Work to do:
The data below should be printed in full, exactly, and without any of its images.

Chart and figure data:
==*==
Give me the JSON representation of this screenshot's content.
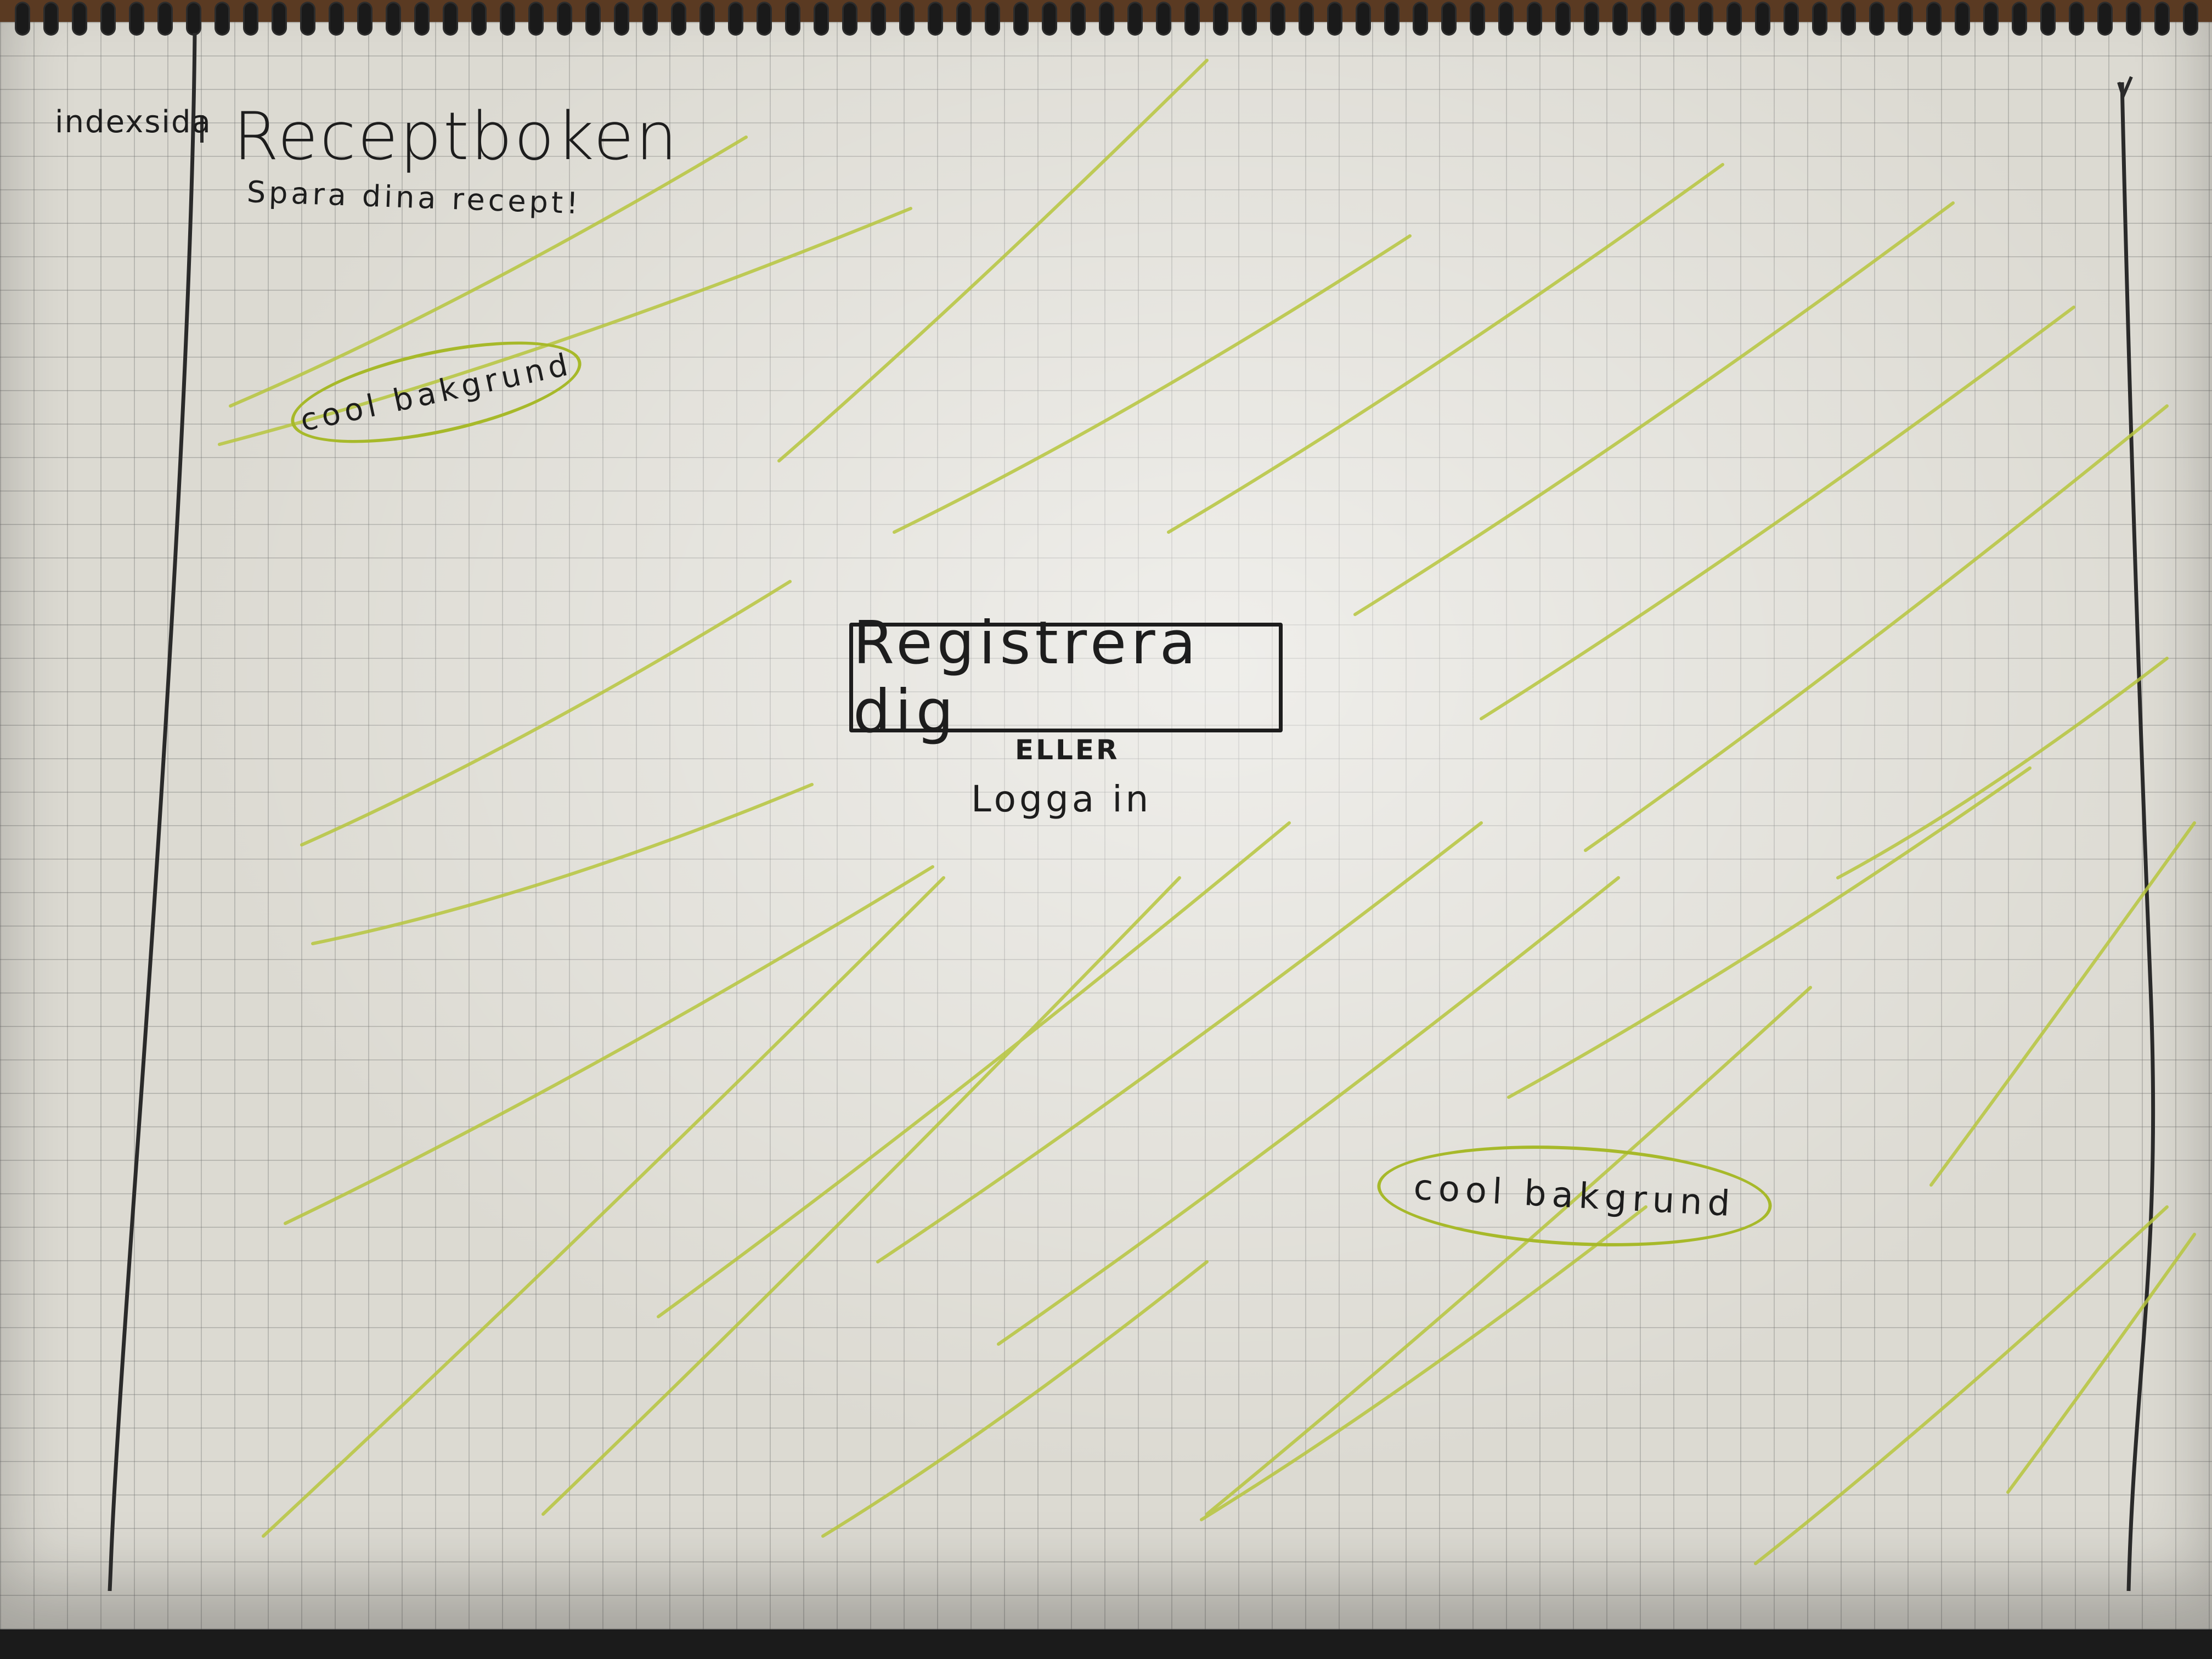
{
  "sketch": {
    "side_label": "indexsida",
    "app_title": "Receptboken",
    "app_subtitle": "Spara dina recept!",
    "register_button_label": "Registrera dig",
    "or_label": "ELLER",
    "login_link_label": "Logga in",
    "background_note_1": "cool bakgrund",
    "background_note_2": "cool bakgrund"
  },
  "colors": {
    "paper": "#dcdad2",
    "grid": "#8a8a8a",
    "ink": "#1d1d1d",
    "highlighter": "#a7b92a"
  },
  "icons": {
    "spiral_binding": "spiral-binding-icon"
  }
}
==*==
Exercise response:
Give me the JSON representation of this screenshot's content.
{
  "sketch": {
    "side_label": "indexsida",
    "app_title": "Receptboken",
    "app_subtitle": "Spara dina recept!",
    "register_button_label": "Registrera dig",
    "or_label": "ELLER",
    "login_link_label": "Logga in",
    "background_note_1": "cool bakgrund",
    "background_note_2": "cool bakgrund"
  },
  "colors": {
    "paper": "#dcdad2",
    "grid": "#8a8a8a",
    "ink": "#1d1d1d",
    "highlighter": "#a7b92a"
  },
  "icons": {
    "spiral_binding": "spiral-binding-icon"
  }
}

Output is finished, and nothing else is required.